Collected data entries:
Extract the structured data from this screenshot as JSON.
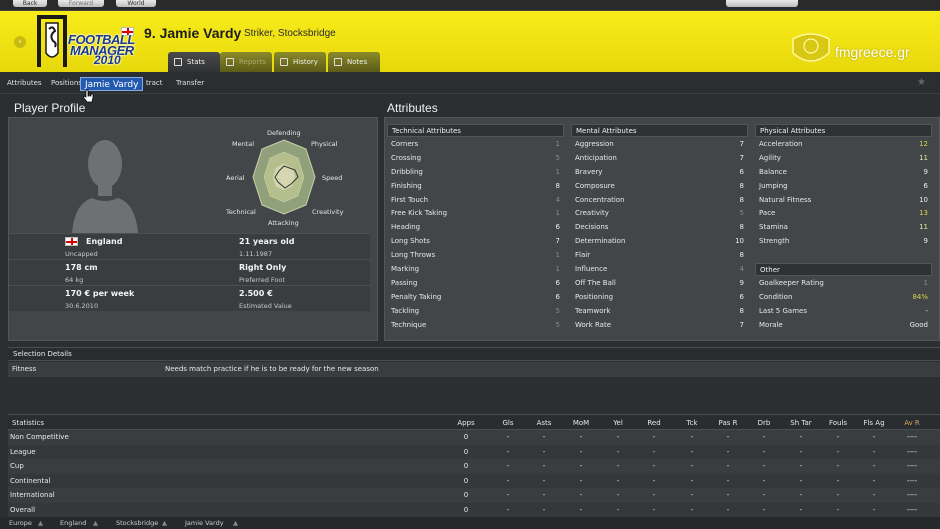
{
  "nav": {
    "back": "Back",
    "forward": "Forward",
    "world": "World"
  },
  "header": {
    "name": "9. Jamie Vardy",
    "subtitle": "Striker, Stocksbridge",
    "tabs": [
      {
        "label": "Stats"
      },
      {
        "label": "Reports"
      },
      {
        "label": "History"
      },
      {
        "label": "Notes"
      }
    ],
    "logo": {
      "line1": "FOOTBALL",
      "line2": "MANAGER",
      "line3": "2010"
    },
    "tooltip": "Jamie Vardy",
    "site": "fmgreece.gr",
    "accent": "#f3e515"
  },
  "subnav": [
    "Attributes",
    "Positions",
    "tract",
    "Transfer"
  ],
  "profile": {
    "title": "Player Profile",
    "radar_labels": [
      "Defending",
      "Physical",
      "Speed",
      "Creativity",
      "Attacking",
      "Technical",
      "Aerial",
      "Mental"
    ],
    "nationality": "England",
    "caps": "Uncapped",
    "age": "21 years old",
    "dob": "1.11.1987",
    "height": "178 cm",
    "weight": "64 kg",
    "foot": "Right Only",
    "foot_label": "Preferred Foot",
    "wage": "170 € per week",
    "contract": "30.6.2010",
    "value": "2.500 €",
    "value_label": "Estimated Value"
  },
  "attributes": {
    "title": "Attributes",
    "technical": {
      "head": "Technical Attributes",
      "rows": [
        [
          "Corners",
          "1"
        ],
        [
          "Crossing",
          "5"
        ],
        [
          "Dribbling",
          "1"
        ],
        [
          "Finishing",
          "8"
        ],
        [
          "First Touch",
          "4"
        ],
        [
          "Free Kick Taking",
          "1"
        ],
        [
          "Heading",
          "6"
        ],
        [
          "Long Shots",
          "7"
        ],
        [
          "Long Throws",
          "1"
        ],
        [
          "Marking",
          "1"
        ],
        [
          "Passing",
          "6"
        ],
        [
          "Penalty Taking",
          "6"
        ],
        [
          "Tackling",
          "5"
        ],
        [
          "Technique",
          "5"
        ]
      ]
    },
    "mental": {
      "head": "Mental Attributes",
      "rows": [
        [
          "Aggression",
          "7"
        ],
        [
          "Anticipation",
          "7"
        ],
        [
          "Bravery",
          "6"
        ],
        [
          "Composure",
          "8"
        ],
        [
          "Concentration",
          "8"
        ],
        [
          "Creativity",
          "5"
        ],
        [
          "Decisions",
          "8"
        ],
        [
          "Determination",
          "10"
        ],
        [
          "Flair",
          "8"
        ],
        [
          "Influence",
          "4"
        ],
        [
          "Off The Ball",
          "9"
        ],
        [
          "Positioning",
          "6"
        ],
        [
          "Teamwork",
          "8"
        ],
        [
          "Work Rate",
          "7"
        ]
      ]
    },
    "physical": {
      "head": "Physical Attributes",
      "rows": [
        [
          "Acceleration",
          "12"
        ],
        [
          "Agility",
          "11"
        ],
        [
          "Balance",
          "9"
        ],
        [
          "Jumping",
          "6"
        ],
        [
          "Natural Fitness",
          "10"
        ],
        [
          "Pace",
          "13"
        ],
        [
          "Stamina",
          "11"
        ],
        [
          "Strength",
          "9"
        ]
      ]
    },
    "other": {
      "head": "Other",
      "rows": [
        [
          "Goalkeeper Rating",
          "1"
        ],
        [
          "Condition",
          "84%"
        ],
        [
          "Last 5 Games",
          "-"
        ],
        [
          "Morale",
          "Good"
        ]
      ]
    }
  },
  "selection": {
    "head": "Selection Details",
    "label": "Fitness",
    "text": "Needs match practice if he is to be ready for the new season"
  },
  "stats": {
    "columns": [
      "Statistics",
      "Apps",
      "Gls",
      "Asts",
      "MoM",
      "Yel",
      "Red",
      "Tck",
      "Pas R",
      "Drb",
      "Sh Tar",
      "Fouls",
      "Fls Ag",
      "Av R"
    ],
    "rows": [
      [
        "Non Competitive",
        "0",
        "-",
        "-",
        "-",
        "-",
        "-",
        "-",
        "-",
        "-",
        "-",
        "-",
        "-",
        "----"
      ],
      [
        "League",
        "0",
        "-",
        "-",
        "-",
        "-",
        "-",
        "-",
        "-",
        "-",
        "-",
        "-",
        "-",
        "----"
      ],
      [
        "Cup",
        "0",
        "-",
        "-",
        "-",
        "-",
        "-",
        "-",
        "-",
        "-",
        "-",
        "-",
        "-",
        "----"
      ],
      [
        "Continental",
        "0",
        "-",
        "-",
        "-",
        "-",
        "-",
        "-",
        "-",
        "-",
        "-",
        "-",
        "-",
        "----"
      ],
      [
        "International",
        "0",
        "-",
        "-",
        "-",
        "-",
        "-",
        "-",
        "-",
        "-",
        "-",
        "-",
        "-",
        "----"
      ],
      [
        "Overall",
        "0",
        "-",
        "-",
        "-",
        "-",
        "-",
        "-",
        "-",
        "-",
        "-",
        "-",
        "-",
        "----"
      ]
    ]
  },
  "footer": [
    "Europe",
    "England",
    "Stocksbridge",
    "Jamie Vardy"
  ]
}
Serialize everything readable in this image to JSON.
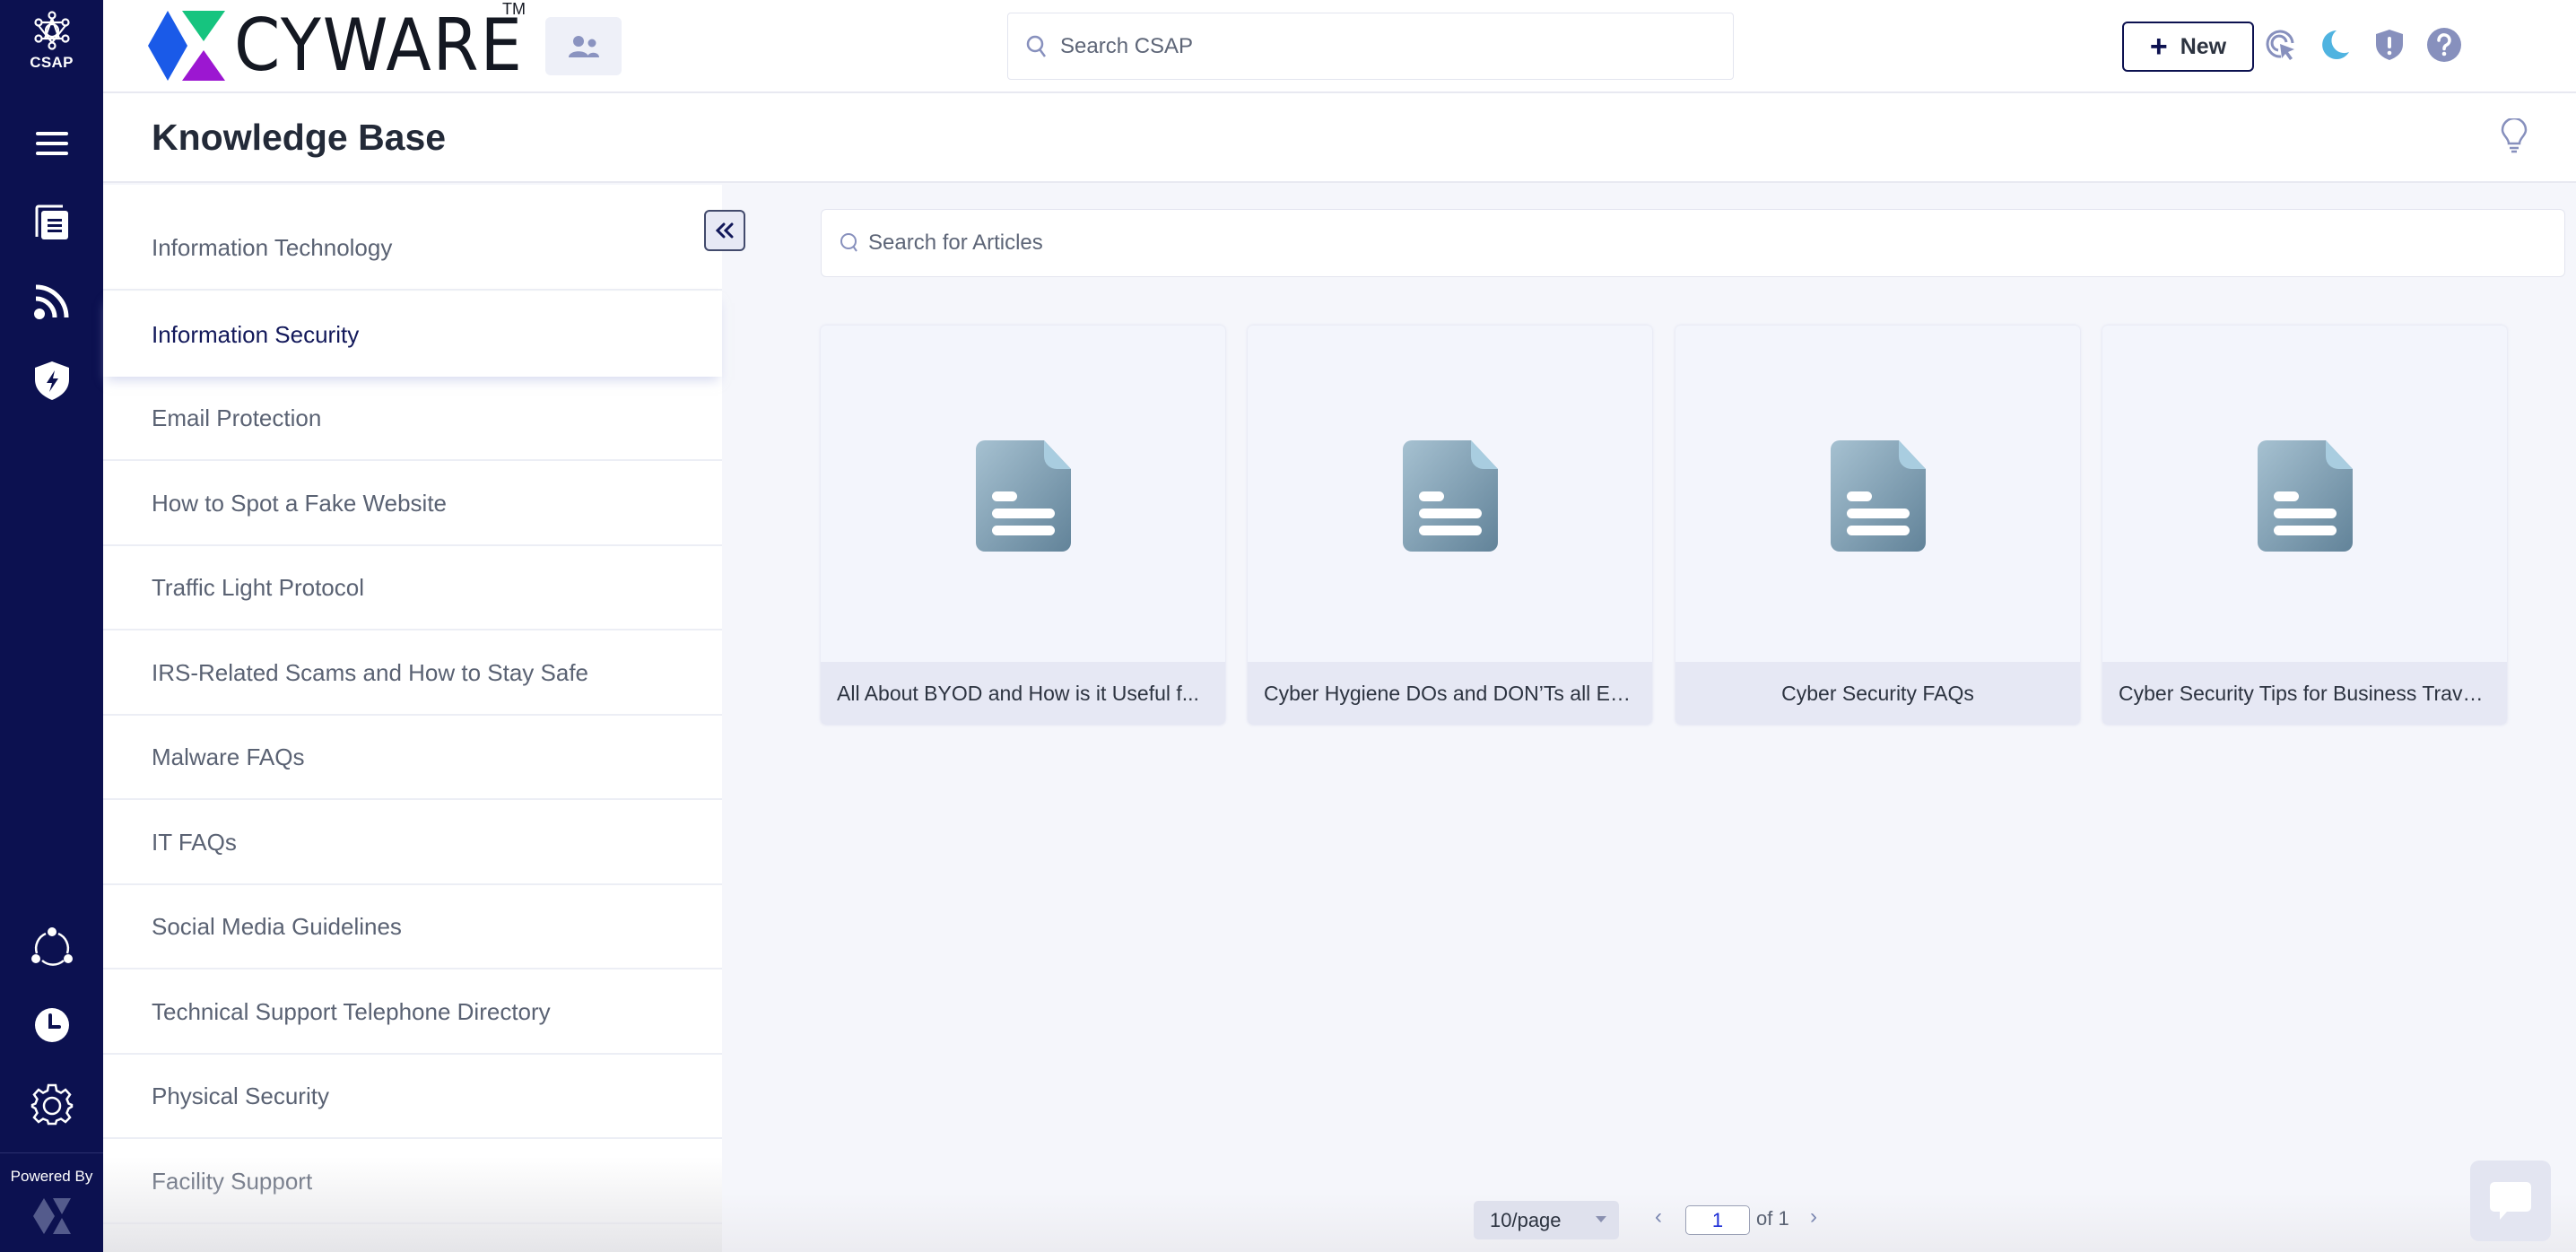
{
  "rail": {
    "brand_label": "CSAP",
    "items": [
      {
        "name": "menu",
        "icon": "hamburger-icon"
      },
      {
        "name": "articles",
        "icon": "documents-icon"
      },
      {
        "name": "feeds",
        "icon": "rss-icon"
      },
      {
        "name": "threats",
        "icon": "shield-bolt-icon"
      },
      {
        "name": "share",
        "icon": "share-nodes-icon"
      },
      {
        "name": "history",
        "icon": "clock-icon"
      },
      {
        "name": "settings",
        "icon": "gear-icon"
      }
    ],
    "powered_by": "Powered By"
  },
  "header": {
    "logo_text": "CYWARE",
    "logo_tm": "TM",
    "search_placeholder": "Search CSAP",
    "new_button": "New",
    "icons": [
      "cursor-click-icon",
      "moon-icon",
      "shield-alert-icon",
      "help-icon"
    ],
    "colors": {
      "accent": "#0c1150",
      "moon": "#4fb3e0",
      "icon_muted": "#8790bd"
    }
  },
  "page": {
    "title": "Knowledge Base"
  },
  "categories": {
    "active_index": 1,
    "items": [
      {
        "label": "Information Technology"
      },
      {
        "label": "Information Security"
      },
      {
        "label": "Email Protection"
      },
      {
        "label": "How to Spot a Fake Website"
      },
      {
        "label": "Traffic Light Protocol"
      },
      {
        "label": "IRS-Related Scams and How to Stay Safe"
      },
      {
        "label": "Malware FAQs"
      },
      {
        "label": "IT FAQs"
      },
      {
        "label": "Social Media Guidelines"
      },
      {
        "label": "Technical Support Telephone Directory"
      },
      {
        "label": "Physical Security"
      },
      {
        "label": "Facility Support"
      }
    ]
  },
  "articles": {
    "search_placeholder": "Search for Articles",
    "items": [
      {
        "title": "All About BYOD and How is it Useful f..."
      },
      {
        "title": "Cyber Hygiene DOs and DON’Ts all Em..."
      },
      {
        "title": "Cyber Security FAQs"
      },
      {
        "title": "Cyber Security Tips for Business Trave..."
      }
    ]
  },
  "pagination": {
    "per_page": "10/page",
    "current_page": "1",
    "of_label": "of 1",
    "prev": "‹",
    "next": "›"
  }
}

WRITTEN PROBLEM: Collect, from the material above, every line containing the word "Jamie".

FULL ANSWER:
    "name": "9. Jamie Vardy",
    "tooltip": "Jamie Vardy",
    "Jamie Vardy"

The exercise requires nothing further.